(Dataset entries)
_____

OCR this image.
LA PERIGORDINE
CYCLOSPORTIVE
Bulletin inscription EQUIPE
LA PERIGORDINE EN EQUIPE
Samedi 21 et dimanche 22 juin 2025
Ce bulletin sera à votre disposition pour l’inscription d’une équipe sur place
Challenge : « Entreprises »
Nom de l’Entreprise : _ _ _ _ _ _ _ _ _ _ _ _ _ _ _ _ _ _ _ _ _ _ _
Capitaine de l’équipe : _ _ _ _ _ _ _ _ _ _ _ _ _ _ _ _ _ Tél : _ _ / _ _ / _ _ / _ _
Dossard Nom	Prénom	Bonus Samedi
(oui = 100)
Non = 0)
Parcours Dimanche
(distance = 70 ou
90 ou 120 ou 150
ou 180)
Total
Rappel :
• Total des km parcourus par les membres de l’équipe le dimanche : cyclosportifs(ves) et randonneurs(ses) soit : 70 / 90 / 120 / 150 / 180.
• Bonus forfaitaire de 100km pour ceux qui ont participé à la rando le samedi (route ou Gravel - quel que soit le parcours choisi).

_____

What you should do
Extract every record and return it verbatim.

The response
OCR this image.
LA PERIGORDINE
CYCLOSPORTIVE
Bulletin inscription EQUIPE
LA PERIGORDINE EN EQUIPE
Samedi 21 et dimanche 22 juin 2025
Ce bulletin sera à votre disposition pour l’inscription d’une équipe sur place
Challenge : « Entreprises »
Nom de l’Entreprise : _ _ _ _ _ _ _ _ _ _ _ _ _ _ _ _ _ _ _ _ _ _ _
Capitaine de l’équipe : _ _ _ _ _ _ _ _ _ _ _ _ _ _ _ _ _ Tél : _ _ / _ _ / _ _ / _ _
Dossard Nom	Prénom	Bonus Samedi
(oui = 100)
Non = 0)
Parcours Dimanche
(distance = 70 ou
90 ou 120 ou 150
ou 180)
Total
Rappel :
• Total des km parcourus par les membres de l’équipe le dimanche : cyclosportifs(ves) et randonneurs(ses) soit : 70 / 90 / 120 / 150 / 180.
• Bonus forfaitaire de 100km pour ceux qui ont participé à la rando le samedi (route ou Gravel - quel que soit le parcours choisi).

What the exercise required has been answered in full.